- [Dataset]:
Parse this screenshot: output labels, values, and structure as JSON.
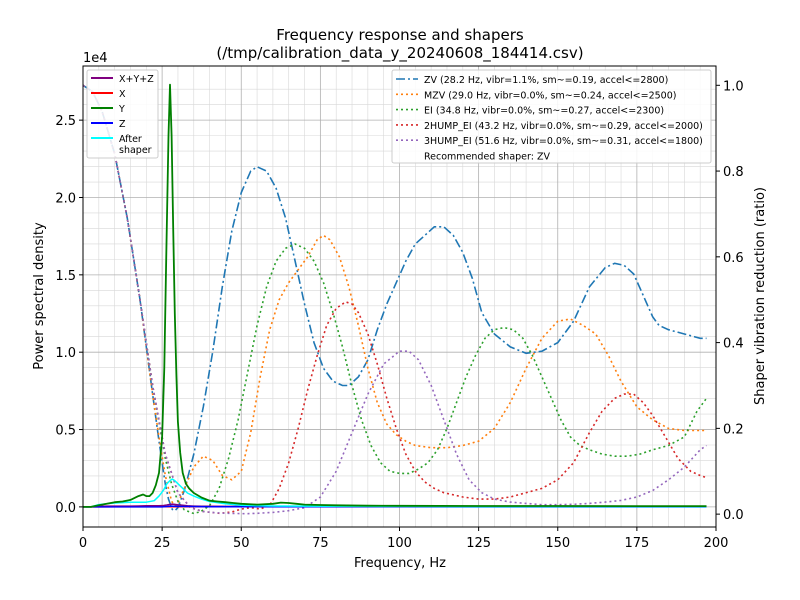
{
  "chart_data": {
    "type": "line",
    "title": [
      "Frequency response and shapers",
      "(/tmp/calibration_data_y_20240608_184414.csv)"
    ],
    "xlabel": "Frequency, Hz",
    "ylabel": "Power spectral density",
    "y2label": "Shaper vibration reduction (ratio)",
    "xlim": [
      0,
      200
    ],
    "ylim": [
      -0.13,
      2.85
    ],
    "y2lim": [
      -0.03,
      1.045
    ],
    "y_multiplier_label": "1e4",
    "x_ticks": [
      0,
      25,
      50,
      75,
      100,
      125,
      150,
      175,
      200
    ],
    "y_ticks": [
      0.0,
      0.5,
      1.0,
      1.5,
      2.0,
      2.5
    ],
    "y_tick_labels": [
      "0.0",
      "0.5",
      "1.0",
      "1.5",
      "2.0",
      "2.5"
    ],
    "y2_ticks": [
      0.0,
      0.2,
      0.4,
      0.6,
      0.8,
      1.0
    ],
    "y2_tick_labels": [
      "0.0",
      "0.2",
      "0.4",
      "0.6",
      "0.8",
      "1.0"
    ],
    "grid": true,
    "legend_left": [
      {
        "label": "X+Y+Z",
        "color": "#800080"
      },
      {
        "label": "X",
        "color": "#ff0000"
      },
      {
        "label": "Y",
        "color": "#008000"
      },
      {
        "label": "Z",
        "color": "#0000ff"
      },
      {
        "label": "After\nshaper",
        "color": "#00ffff"
      }
    ],
    "legend_right": [
      {
        "label": "ZV (28.2 Hz, vibr=1.1%, sm~=0.19, accel<=2800)",
        "color": "#1f77b4",
        "dash": "dashdot"
      },
      {
        "label": "MZV (29.0 Hz, vibr=0.0%, sm~=0.24, accel<=2500)",
        "color": "#ff7f0e",
        "dash": "dotted"
      },
      {
        "label": "EI (34.8 Hz, vibr=0.0%, sm~=0.27, accel<=2300)",
        "color": "#2ca02c",
        "dash": "dotted"
      },
      {
        "label": "2HUMP_EI (43.2 Hz, vibr=0.0%, sm~=0.29, accel<=2000)",
        "color": "#d62728",
        "dash": "dotted"
      },
      {
        "label": "3HUMP_EI (51.6 Hz, vibr=0.0%, sm~=0.31, accel<=1800)",
        "color": "#9467bd",
        "dash": "dotted"
      },
      {
        "label": "Recommended shaper: ZV",
        "color": "",
        "dash": "none"
      }
    ],
    "psd_series": [
      {
        "name": "X+Y+Z",
        "color": "#800080",
        "width": 1.5,
        "x": [
          0,
          2.5,
          5,
          7.5,
          10,
          12.5,
          15,
          17.5,
          20,
          22.5,
          24,
          25.5,
          26.5,
          27.5,
          28.2,
          29,
          30,
          31.5,
          33,
          35,
          37.5,
          40,
          45,
          50,
          55,
          60,
          65,
          70,
          80,
          90,
          100,
          125,
          150,
          175,
          197
        ],
        "y": [
          0,
          0.0,
          0.003,
          0.005,
          0.005,
          0.005,
          0.005,
          0.006,
          0.007,
          0.008,
          0.008,
          0.009,
          0.012,
          0.016,
          0.018,
          0.016,
          0.013,
          0.01,
          0.007,
          0.005,
          0.004,
          0.004,
          0.003,
          0.003,
          0.003,
          0.002,
          0.002,
          0.002,
          0.002,
          0.001,
          0.001,
          0.001,
          0.001,
          0.001,
          0.001
        ]
      },
      {
        "name": "X",
        "color": "#ff0000",
        "width": 1.5,
        "x": [
          0,
          2.5,
          5,
          10,
          15,
          20,
          25,
          28,
          30,
          40,
          50,
          60,
          70,
          80,
          100,
          125,
          150,
          175,
          197
        ],
        "y": [
          0,
          0.0,
          0.0,
          0.001,
          0.001,
          0.001,
          0.001,
          0.002,
          0.001,
          0.001,
          0.001,
          0.001,
          0.001,
          0.001,
          0.001,
          0.001,
          0.001,
          0.001,
          0.001
        ]
      },
      {
        "name": "Z",
        "color": "#0000ff",
        "width": 1.5,
        "x": [
          0,
          2.5,
          5,
          10,
          15,
          20,
          25,
          28,
          30,
          40,
          50,
          60,
          70,
          80,
          100,
          125,
          150,
          175,
          197
        ],
        "y": [
          0,
          0.0,
          0.0,
          0.0,
          0.0,
          0.0,
          0.0,
          0.005,
          0.003,
          0.001,
          0.001,
          0.001,
          0.001,
          0.001,
          0.001,
          0.0,
          0.0,
          0.0,
          0.0
        ]
      },
      {
        "name": "After shaper",
        "color": "#00ffff",
        "width": 1.5,
        "x": [
          0,
          2.5,
          5,
          7.5,
          10,
          12.5,
          15,
          17.5,
          20,
          22.5,
          24,
          25.5,
          26.5,
          27.5,
          28.2,
          29,
          30,
          31.5,
          33,
          35,
          37.5,
          40,
          45,
          50,
          60,
          70,
          80,
          100,
          125,
          150,
          175,
          197
        ],
        "y": [
          0,
          0.0,
          0.015,
          0.02,
          0.025,
          0.028,
          0.03,
          0.03,
          0.03,
          0.04,
          0.07,
          0.11,
          0.15,
          0.17,
          0.18,
          0.17,
          0.15,
          0.12,
          0.09,
          0.07,
          0.05,
          0.035,
          0.02,
          0.01,
          0.006,
          0.005,
          0.004,
          0.003,
          0.002,
          0.002,
          0.002,
          0.002
        ]
      },
      {
        "name": "Y",
        "color": "#008000",
        "width": 1.8,
        "x": [
          0,
          2.5,
          5,
          7.5,
          10,
          12.5,
          15,
          17.5,
          19,
          20,
          21,
          22,
          23,
          24,
          25,
          25.7,
          26.3,
          27,
          27.5,
          28,
          28.5,
          29,
          29.5,
          30,
          30.7,
          31.5,
          32.5,
          33.5,
          35,
          37.5,
          40,
          42.5,
          45,
          47.5,
          50,
          55,
          60,
          62.5,
          65,
          67.5,
          70,
          75,
          80,
          90,
          100,
          125,
          150,
          175,
          197
        ],
        "y": [
          0,
          0.0,
          0.01,
          0.02,
          0.03,
          0.035,
          0.045,
          0.07,
          0.08,
          0.07,
          0.07,
          0.09,
          0.14,
          0.22,
          0.45,
          0.9,
          1.6,
          2.4,
          2.73,
          2.4,
          1.8,
          1.25,
          0.85,
          0.55,
          0.35,
          0.22,
          0.15,
          0.12,
          0.09,
          0.06,
          0.04,
          0.035,
          0.03,
          0.025,
          0.02,
          0.015,
          0.02,
          0.028,
          0.025,
          0.02,
          0.015,
          0.012,
          0.01,
          0.008,
          0.007,
          0.006,
          0.006,
          0.005,
          0.005
        ]
      }
    ],
    "shaper_series": [
      {
        "name": "ZV",
        "color": "#1f77b4",
        "dash": "9,3,2,3",
        "width": 1.6,
        "x": [
          0,
          3,
          6,
          10,
          14,
          18,
          20,
          22,
          24,
          26,
          27,
          28.2,
          29,
          30,
          32,
          35,
          38,
          41,
          44,
          47,
          50,
          53,
          55,
          58,
          61,
          64,
          67,
          70,
          73,
          76,
          79,
          82,
          84,
          87,
          90,
          93,
          96,
          99,
          102,
          105,
          108,
          111,
          114,
          117,
          120,
          123,
          126,
          130,
          135,
          140,
          145,
          150,
          155,
          160,
          165,
          168,
          171,
          174,
          177,
          180,
          182,
          185,
          190,
          195,
          197
        ],
        "y": [
          1.0,
          0.985,
          0.94,
          0.84,
          0.69,
          0.5,
          0.39,
          0.28,
          0.17,
          0.07,
          0.035,
          0.011,
          0.008,
          0.015,
          0.055,
          0.14,
          0.25,
          0.38,
          0.53,
          0.66,
          0.75,
          0.8,
          0.81,
          0.8,
          0.76,
          0.69,
          0.59,
          0.49,
          0.4,
          0.34,
          0.31,
          0.3,
          0.3,
          0.32,
          0.36,
          0.43,
          0.49,
          0.54,
          0.59,
          0.63,
          0.65,
          0.67,
          0.67,
          0.65,
          0.61,
          0.55,
          0.47,
          0.42,
          0.39,
          0.375,
          0.38,
          0.4,
          0.45,
          0.53,
          0.575,
          0.585,
          0.58,
          0.56,
          0.51,
          0.46,
          0.44,
          0.43,
          0.42,
          0.41,
          0.41
        ]
      },
      {
        "name": "MZV",
        "color": "#ff7f0e",
        "dash": "2,3",
        "width": 1.6,
        "x": [
          0,
          3,
          6,
          10,
          14,
          18,
          20,
          22,
          24,
          26,
          28,
          29,
          30,
          32,
          35,
          38,
          41,
          44,
          47,
          50,
          53,
          56,
          59,
          62,
          65,
          68,
          71,
          74,
          76,
          78,
          81,
          84,
          87,
          90,
          93,
          96,
          99,
          102,
          105,
          110,
          115,
          120,
          125,
          130,
          135,
          140,
          145,
          150,
          154,
          158,
          162,
          166,
          170,
          175,
          180,
          185,
          190,
          195,
          197
        ],
        "y": [
          1.0,
          0.985,
          0.94,
          0.84,
          0.69,
          0.5,
          0.39,
          0.28,
          0.18,
          0.09,
          0.03,
          0.02,
          0.025,
          0.06,
          0.11,
          0.135,
          0.125,
          0.09,
          0.08,
          0.1,
          0.19,
          0.32,
          0.43,
          0.5,
          0.54,
          0.57,
          0.6,
          0.64,
          0.65,
          0.64,
          0.6,
          0.53,
          0.44,
          0.34,
          0.26,
          0.21,
          0.185,
          0.17,
          0.16,
          0.155,
          0.155,
          0.16,
          0.17,
          0.2,
          0.26,
          0.34,
          0.41,
          0.45,
          0.455,
          0.44,
          0.42,
          0.37,
          0.31,
          0.25,
          0.22,
          0.2,
          0.195,
          0.195,
          0.195
        ]
      },
      {
        "name": "EI",
        "color": "#2ca02c",
        "dash": "2,3",
        "width": 1.6,
        "x": [
          0,
          3,
          6,
          10,
          14,
          18,
          22,
          26,
          28,
          30,
          32,
          34.8,
          37,
          40,
          43,
          46,
          49,
          52,
          55,
          58,
          61,
          64,
          67,
          70,
          73,
          76,
          79,
          82,
          85,
          88,
          91,
          94,
          97,
          100,
          103,
          106,
          109,
          112,
          115,
          118,
          121,
          124,
          127,
          130,
          133,
          136,
          139,
          142,
          145,
          148,
          151,
          154,
          157,
          160,
          164,
          168,
          172,
          176,
          180,
          185,
          190,
          194,
          197
        ],
        "y": [
          1.0,
          0.985,
          0.94,
          0.84,
          0.69,
          0.5,
          0.3,
          0.13,
          0.07,
          0.03,
          0.01,
          0.002,
          0.005,
          0.02,
          0.06,
          0.13,
          0.22,
          0.33,
          0.44,
          0.53,
          0.59,
          0.62,
          0.63,
          0.62,
          0.59,
          0.54,
          0.47,
          0.39,
          0.3,
          0.22,
          0.16,
          0.12,
          0.1,
          0.095,
          0.095,
          0.105,
          0.12,
          0.15,
          0.2,
          0.26,
          0.32,
          0.37,
          0.41,
          0.43,
          0.435,
          0.43,
          0.41,
          0.37,
          0.32,
          0.27,
          0.22,
          0.18,
          0.16,
          0.15,
          0.14,
          0.135,
          0.135,
          0.14,
          0.15,
          0.16,
          0.18,
          0.24,
          0.27
        ]
      },
      {
        "name": "2HUMP_EI",
        "color": "#d62728",
        "dash": "2,3",
        "width": 1.6,
        "x": [
          0,
          3,
          6,
          10,
          14,
          18,
          22,
          26,
          30,
          34,
          38,
          43.2,
          47,
          50,
          53,
          56,
          59,
          62,
          65,
          68,
          71,
          74,
          77,
          80,
          83,
          85,
          87,
          90,
          93,
          96,
          99,
          102,
          105,
          108,
          111,
          114,
          117,
          120,
          125,
          130,
          135,
          140,
          145,
          150,
          155,
          160,
          164,
          168,
          171,
          174,
          177,
          180,
          184,
          188,
          192,
          195,
          197
        ],
        "y": [
          1.0,
          0.985,
          0.94,
          0.84,
          0.69,
          0.5,
          0.3,
          0.14,
          0.05,
          0.015,
          0.006,
          0.002,
          0.005,
          0.012,
          0.015,
          0.012,
          0.02,
          0.06,
          0.12,
          0.2,
          0.29,
          0.37,
          0.44,
          0.48,
          0.495,
          0.49,
          0.47,
          0.42,
          0.35,
          0.27,
          0.2,
          0.14,
          0.1,
          0.075,
          0.06,
          0.05,
          0.045,
          0.04,
          0.035,
          0.035,
          0.04,
          0.05,
          0.06,
          0.08,
          0.12,
          0.19,
          0.24,
          0.27,
          0.28,
          0.28,
          0.26,
          0.23,
          0.18,
          0.13,
          0.1,
          0.09,
          0.085
        ]
      },
      {
        "name": "3HUMP_EI",
        "color": "#9467bd",
        "dash": "2,3",
        "width": 1.6,
        "x": [
          0,
          3,
          6,
          10,
          14,
          18,
          22,
          26,
          30,
          34,
          38,
          42,
          46,
          51.6,
          55,
          60,
          65,
          70,
          75,
          80,
          85,
          90,
          95,
          100,
          103,
          106,
          110,
          114,
          118,
          122,
          126,
          130,
          135,
          140,
          145,
          150,
          155,
          160,
          165,
          170,
          175,
          180,
          185,
          190,
          195,
          197
        ],
        "y": [
          1.0,
          0.985,
          0.94,
          0.84,
          0.69,
          0.5,
          0.3,
          0.14,
          0.05,
          0.015,
          0.006,
          0.003,
          0.002,
          0.001,
          0.002,
          0.004,
          0.008,
          0.015,
          0.04,
          0.1,
          0.19,
          0.28,
          0.35,
          0.38,
          0.38,
          0.36,
          0.3,
          0.22,
          0.14,
          0.08,
          0.05,
          0.035,
          0.028,
          0.025,
          0.022,
          0.022,
          0.023,
          0.025,
          0.028,
          0.032,
          0.04,
          0.055,
          0.08,
          0.11,
          0.15,
          0.16
        ]
      }
    ]
  }
}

- [Directions]: Read the data above. Pull out each line in which the string "Frequency" appears.

- [Exercise output]:
      "Frequency response and shapers",
    "xlabel": "Frequency, Hz",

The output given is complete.